BRIEF. The records underneath are to be repeated exactly, with the pictures left out.

## Begin SOURCE RECORDS

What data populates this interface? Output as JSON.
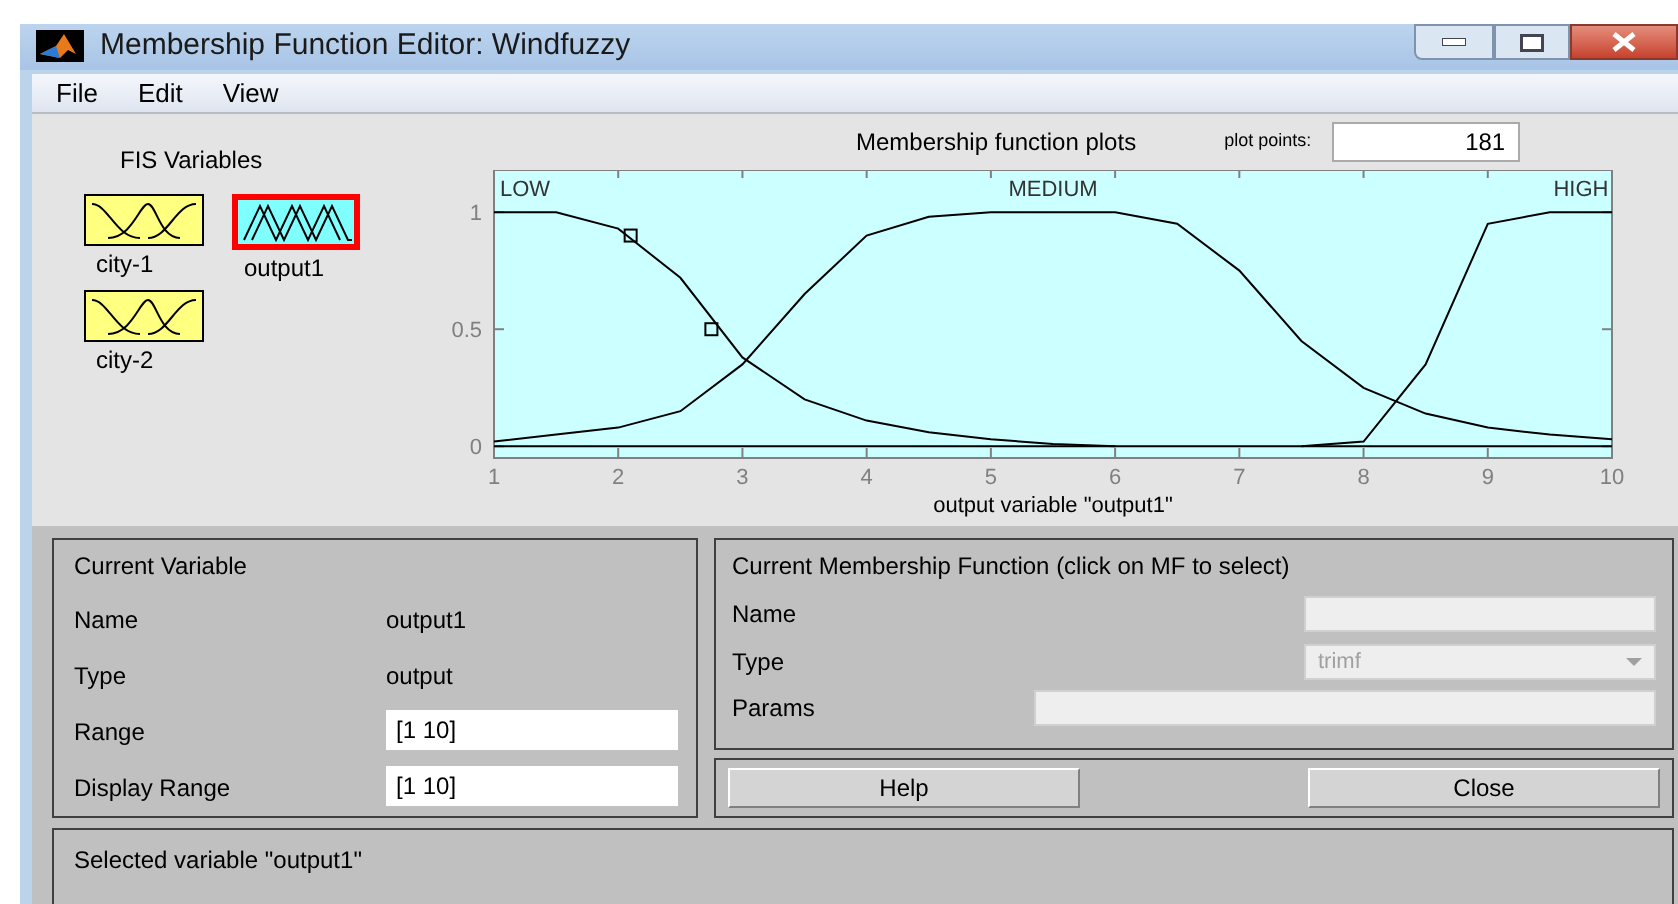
{
  "window": {
    "title": "Membership Function Editor: Windfuzzy"
  },
  "menu": [
    "File",
    "Edit",
    "View"
  ],
  "fis_variables": {
    "title": "FIS Variables",
    "items": [
      {
        "label": "city-1",
        "kind": "input",
        "selected": false
      },
      {
        "label": "output1",
        "kind": "output",
        "selected": true
      },
      {
        "label": "city-2",
        "kind": "input",
        "selected": false
      }
    ]
  },
  "plot": {
    "title": "Membership function plots",
    "plot_points_label": "plot points:",
    "plot_points": "181",
    "chart_data": {
      "type": "line",
      "xlabel": "output variable \"output1\"",
      "x": [
        1,
        1.5,
        2,
        2.5,
        3,
        3.5,
        4,
        4.5,
        5,
        5.5,
        6,
        6.5,
        7,
        7.5,
        8,
        8.5,
        9,
        9.5,
        10
      ],
      "series": [
        {
          "name": "LOW",
          "color": "#000000",
          "values": [
            1,
            1,
            0.93,
            0.72,
            0.38,
            0.2,
            0.11,
            0.06,
            0.03,
            0.01,
            0,
            null,
            null,
            null,
            null,
            null,
            null,
            null,
            null
          ]
        },
        {
          "name": "MEDIUM",
          "color": "#000000",
          "values": [
            0.02,
            0.05,
            0.08,
            0.15,
            0.35,
            0.65,
            0.9,
            0.98,
            1,
            1,
            1,
            0.95,
            0.75,
            0.45,
            0.25,
            0.14,
            0.08,
            0.05,
            0.03
          ]
        },
        {
          "name": "HIGH",
          "color": "#000000",
          "values": [
            null,
            null,
            null,
            null,
            null,
            null,
            null,
            null,
            null,
            null,
            null,
            null,
            null,
            0,
            0.02,
            0.35,
            0.95,
            1,
            1
          ]
        }
      ],
      "xlim": [
        1,
        10
      ],
      "ylim": [
        -0.05,
        1.18
      ],
      "xticks": [
        1,
        2,
        3,
        4,
        5,
        6,
        7,
        8,
        9,
        10
      ],
      "yticks": [
        0,
        0.5,
        1
      ]
    }
  },
  "current_variable": {
    "title": "Current Variable",
    "name_label": "Name",
    "name": "output1",
    "type_label": "Type",
    "type": "output",
    "range_label": "Range",
    "range": "[1 10]",
    "display_range_label": "Display Range",
    "display_range": "[1 10]"
  },
  "current_mf": {
    "title": "Current Membership Function (click on MF to select)",
    "name_label": "Name",
    "type_label": "Type",
    "type": "trimf",
    "params_label": "Params",
    "disabled": true
  },
  "buttons": [
    "Help",
    "Close"
  ],
  "status": "Selected variable \"output1\""
}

## End SOURCE RECORDS

RESPONSE TO THE TASK.
What data populates this interface? Output as JSON.
{
  "window": {
    "title": "Membership Function Editor: Windfuzzy"
  },
  "menu": [
    "File",
    "Edit",
    "View"
  ],
  "fis_variables": {
    "title": "FIS Variables",
    "items": [
      {
        "label": "city-1",
        "kind": "input",
        "selected": false
      },
      {
        "label": "output1",
        "kind": "output",
        "selected": true
      },
      {
        "label": "city-2",
        "kind": "input",
        "selected": false
      }
    ]
  },
  "plot": {
    "title": "Membership function plots",
    "plot_points_label": "plot points:",
    "plot_points": "181",
    "chart_data": {
      "type": "line",
      "xlabel": "output variable \"output1\"",
      "x": [
        1,
        1.5,
        2,
        2.5,
        3,
        3.5,
        4,
        4.5,
        5,
        5.5,
        6,
        6.5,
        7,
        7.5,
        8,
        8.5,
        9,
        9.5,
        10
      ],
      "series": [
        {
          "name": "LOW",
          "color": "#000000",
          "values": [
            1,
            1,
            0.93,
            0.72,
            0.38,
            0.2,
            0.11,
            0.06,
            0.03,
            0.01,
            0,
            null,
            null,
            null,
            null,
            null,
            null,
            null,
            null
          ]
        },
        {
          "name": "MEDIUM",
          "color": "#000000",
          "values": [
            0.02,
            0.05,
            0.08,
            0.15,
            0.35,
            0.65,
            0.9,
            0.98,
            1,
            1,
            1,
            0.95,
            0.75,
            0.45,
            0.25,
            0.14,
            0.08,
            0.05,
            0.03
          ]
        },
        {
          "name": "HIGH",
          "color": "#000000",
          "values": [
            null,
            null,
            null,
            null,
            null,
            null,
            null,
            null,
            null,
            null,
            null,
            null,
            null,
            0,
            0.02,
            0.35,
            0.95,
            1,
            1
          ]
        }
      ],
      "xlim": [
        1,
        10
      ],
      "ylim": [
        -0.05,
        1.18
      ],
      "xticks": [
        1,
        2,
        3,
        4,
        5,
        6,
        7,
        8,
        9,
        10
      ],
      "yticks": [
        0,
        0.5,
        1
      ]
    }
  },
  "current_variable": {
    "title": "Current Variable",
    "name_label": "Name",
    "name": "output1",
    "type_label": "Type",
    "type": "output",
    "range_label": "Range",
    "range": "[1 10]",
    "display_range_label": "Display Range",
    "display_range": "[1 10]"
  },
  "current_mf": {
    "title": "Current Membership Function (click on MF to select)",
    "name_label": "Name",
    "type_label": "Type",
    "type": "trimf",
    "params_label": "Params",
    "disabled": true
  },
  "buttons": [
    "Help",
    "Close"
  ],
  "status": "Selected variable \"output1\""
}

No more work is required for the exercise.